Supplied passage
--

We are continually seeking other potential revenue opportunities in addition to
box office and concession revenues. For example, in May 2000, due to our broad
demographic audience, we were able to complete a long-term deal to advertise on
our U.S. screens, estimated to be worth over time in excess of $60 million. Upon
signing this contract, we received $5 million as a non-refundable signing bonus
which we have recorded as deferred revenue and are currently amortizing over the
life of the contract. Additionally, we earn revenues based upon attendance
levels and a contractual rate per patron. This new source of revenue represents
our first foray into on-screen advertising with rolling stock in our U.S.
theatres. We are considering other forms of in-theatre promotional opportunities
as well.

We continue to close or dispose of certain overlapping theatre locations and
underperforming theatres, including older, obsolete theatres which contribute
only marginally to cash flow or operate at a cash flow loss. Contractual
obligations relating primarily to unfavorable lease terms or contractual buyouts
for certain theatres have been provided for as part of the cost of the merger
transaction.

At May 31, 2000, we had capital spending commitments aggregating approximately
$361.9 million that we anticipate funding over the next three year period for
the future development and construction of 34 theatre properties comprising
approximately 517 screens. At May 31, 2000, our debt balance included
approximately $133.5 million of capital spending on theatre projects in various
stages of development including theatres which opened during the last six
months. We expect these capital commitments and working capital requirements to
be funded by free cash flow (recurring annual earnings before depreciation,
amortization and non-cash charges such as loss on sale/disposals of theatres)
generated from operations, from our Senior Revolving Credit Facility and by
alternative sources of financing such as sale-leaseback transactions, developer
financed transactions and international lines of credit. On June 14, 2000,
Moody's Investor Services, a ratings agency, downgraded

                                       10
<PAGE>

our credit rating together with the credit ratings of three other major
exhibitors. This action has contributed to additional tightening in credit
opportunities for us. Generally, potential lenders and investors have expressed
concern with the state of the industry given the industry's costly build out
program and its effect on industry liquidity and company credit. Nonetheless, we
continue to pursue alternative financing structures including sale-leaseback
deals, developer financed deals (i.e., build-to-suit transactions) and potential
equity transactions to monetize existing assets and finance new theatre
construction costs. Also see "Factors That May Affect Future Performance".
Additionally, our joint venture in Spain is negotiating a revolving credit
facility with a group of banks in the amount of Euros 100 million which it
expects to have in place by the second or third quarter of fiscal year 2001. The
proceeds of this facility will be used to fund new theatre construction activity
and operations in Spain.

--

Record excerpts
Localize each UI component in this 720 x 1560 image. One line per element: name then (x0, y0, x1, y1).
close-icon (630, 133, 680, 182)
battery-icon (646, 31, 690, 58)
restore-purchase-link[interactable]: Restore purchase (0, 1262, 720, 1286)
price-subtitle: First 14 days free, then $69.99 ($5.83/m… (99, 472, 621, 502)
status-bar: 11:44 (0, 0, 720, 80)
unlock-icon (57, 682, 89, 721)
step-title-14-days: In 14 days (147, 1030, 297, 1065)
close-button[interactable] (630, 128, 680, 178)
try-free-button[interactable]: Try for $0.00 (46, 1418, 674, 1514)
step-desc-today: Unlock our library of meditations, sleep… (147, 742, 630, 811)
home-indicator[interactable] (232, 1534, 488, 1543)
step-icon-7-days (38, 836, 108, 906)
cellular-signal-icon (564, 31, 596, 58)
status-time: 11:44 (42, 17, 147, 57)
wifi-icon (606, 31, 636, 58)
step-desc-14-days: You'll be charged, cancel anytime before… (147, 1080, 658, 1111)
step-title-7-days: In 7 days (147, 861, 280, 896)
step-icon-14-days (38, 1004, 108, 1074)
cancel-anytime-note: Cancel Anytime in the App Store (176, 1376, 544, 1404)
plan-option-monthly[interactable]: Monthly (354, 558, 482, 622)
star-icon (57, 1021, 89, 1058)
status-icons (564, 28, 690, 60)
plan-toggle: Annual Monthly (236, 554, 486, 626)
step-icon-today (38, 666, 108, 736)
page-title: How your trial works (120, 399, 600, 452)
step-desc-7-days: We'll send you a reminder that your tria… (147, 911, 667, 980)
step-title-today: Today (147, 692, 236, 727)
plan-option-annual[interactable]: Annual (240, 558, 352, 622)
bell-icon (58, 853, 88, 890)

--

Requests
1. Quote the theatre financing passage word for word, starting at the words "We continue to" and ending after "transaction.".
2. Convert the rows, from the first row through the line containing "step-desc-today: Unlock our", into a JSON list of strings with one string per line and blank lines omitted.

Outputs for the tasks
1.
We continue to close or dispose of certain overlapping theatre locations and
underperforming theatres, including older, obsolete theatres which contribute
only marginally to cash flow or operate at a cash flow loss. Contractual
obligations relating primarily to unfavorable lease terms or contractual buyouts
for certain theatres have been provided for as part of the cost of the merger
transaction.

2.
[
  "Localize each UI component in this 720 x 1560 image. One line per element: name then (x0, y0, x1, y1).",
  "close-icon (630, 133, 680, 182)",
  "battery-icon (646, 31, 690, 58)",
  "restore-purchase-link[interactable]: Restore purchase (0, 1262, 720, 1286)",
  "price-subtitle: First 14 days free, then $69.99 ($5.83/m… (99, 472, 621, 502)",
  "status-bar: 11:44 (0, 0, 720, 80)",
  "unlock-icon (57, 682, 89, 721)",
  "step-title-14-days: In 14 days (147, 1030, 297, 1065)",
  "close-button[interactable] (630, 128, 680, 178)",
  "try-free-button[interactable]: Try for $0.00 (46, 1418, 674, 1514)",
  "step-desc-today: Unlock our library of meditations, sleep… (147, 742, 630, 811)"
]